Transcribe the material verbatim in full; the pictures do not belong in the copy.

*Exercise material*:
━━━━━━━━━━━━━━━━━━━━

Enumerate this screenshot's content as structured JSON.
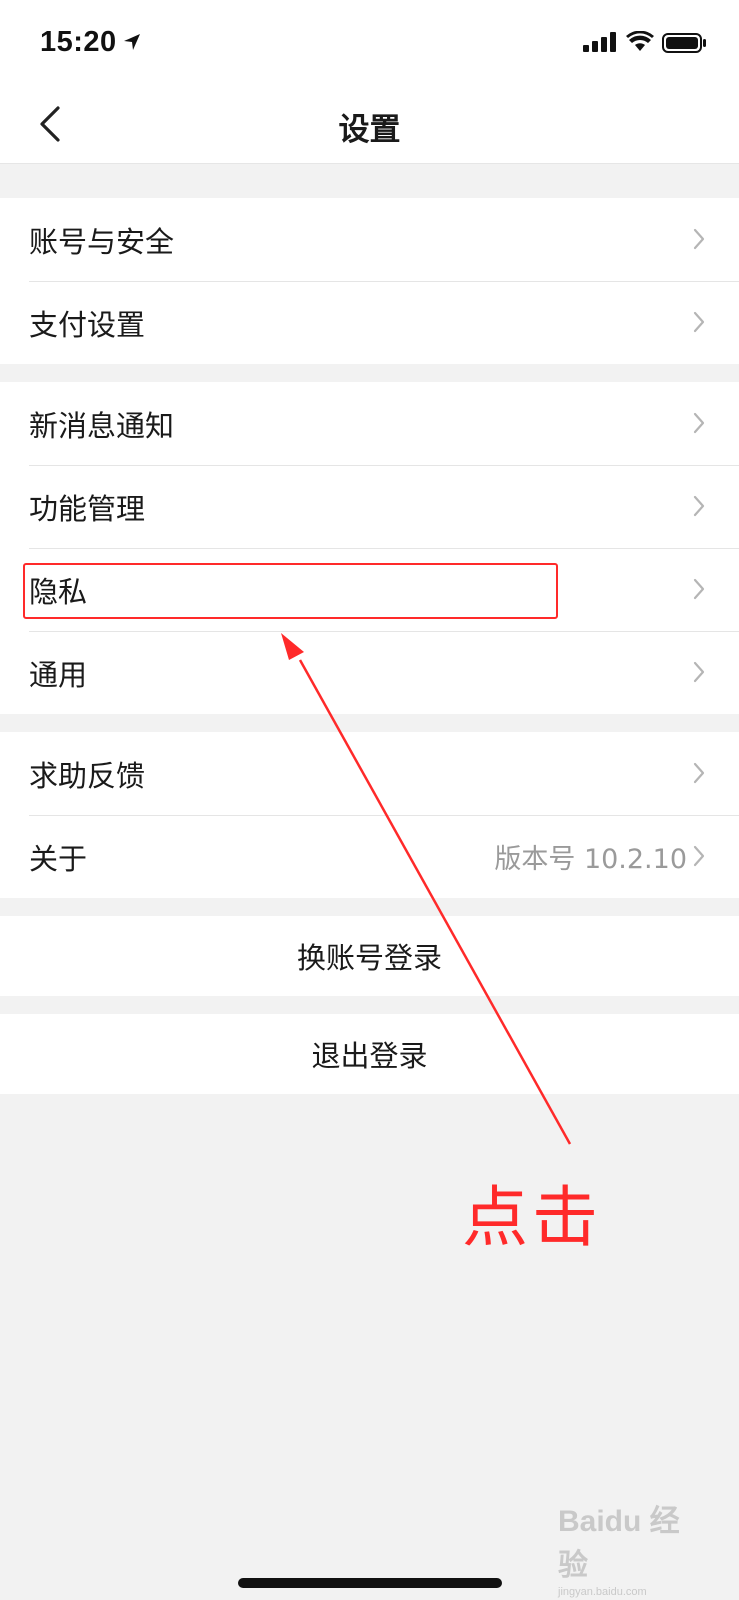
{
  "status_bar": {
    "time": "15:20",
    "icons": [
      "location-arrow-icon",
      "signal-icon",
      "wifi-icon",
      "battery-icon"
    ]
  },
  "nav": {
    "back_icon": "chevron-left-icon",
    "title": "设置"
  },
  "groups": [
    {
      "items": [
        {
          "label": "账号与安全"
        },
        {
          "label": "支付设置"
        }
      ]
    },
    {
      "items": [
        {
          "label": "新消息通知"
        },
        {
          "label": "功能管理"
        },
        {
          "label": "隐私"
        },
        {
          "label": "通用"
        }
      ]
    },
    {
      "items": [
        {
          "label": "求助反馈"
        },
        {
          "label": "关于",
          "value": "版本号 10.2.10"
        }
      ]
    }
  ],
  "actions": {
    "switch_account": "换账号登录",
    "logout": "退出登录"
  },
  "annotation": {
    "text": "点击",
    "color": "#ff2a2a",
    "target": "隐私"
  },
  "watermark": {
    "text": "Baidu 经验",
    "subtext": "jingyan.baidu.com"
  },
  "colors": {
    "background": "#f2f2f2",
    "surface": "#ffffff",
    "divider": "#e5e5e5",
    "secondary_text": "#9a9a9a"
  }
}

━━━━━━━━━━━━━━━━━━━━

*Finished answer*:
Enumerate this screenshot's content as structured JSON.
{
  "status_bar": {
    "time": "15:20",
    "icons": [
      "location-arrow-icon",
      "signal-icon",
      "wifi-icon",
      "battery-icon"
    ]
  },
  "nav": {
    "back_icon": "chevron-left-icon",
    "title": "设置"
  },
  "groups": [
    {
      "items": [
        {
          "label": "账号与安全"
        },
        {
          "label": "支付设置"
        }
      ]
    },
    {
      "items": [
        {
          "label": "新消息通知"
        },
        {
          "label": "功能管理"
        },
        {
          "label": "隐私"
        },
        {
          "label": "通用"
        }
      ]
    },
    {
      "items": [
        {
          "label": "求助反馈"
        },
        {
          "label": "关于",
          "value": "版本号 10.2.10"
        }
      ]
    }
  ],
  "actions": {
    "switch_account": "换账号登录",
    "logout": "退出登录"
  },
  "annotation": {
    "text": "点击",
    "color": "#ff2a2a",
    "target": "隐私"
  },
  "watermark": {
    "text": "Baidu 经验",
    "subtext": "jingyan.baidu.com"
  },
  "colors": {
    "background": "#f2f2f2",
    "surface": "#ffffff",
    "divider": "#e5e5e5",
    "secondary_text": "#9a9a9a"
  }
}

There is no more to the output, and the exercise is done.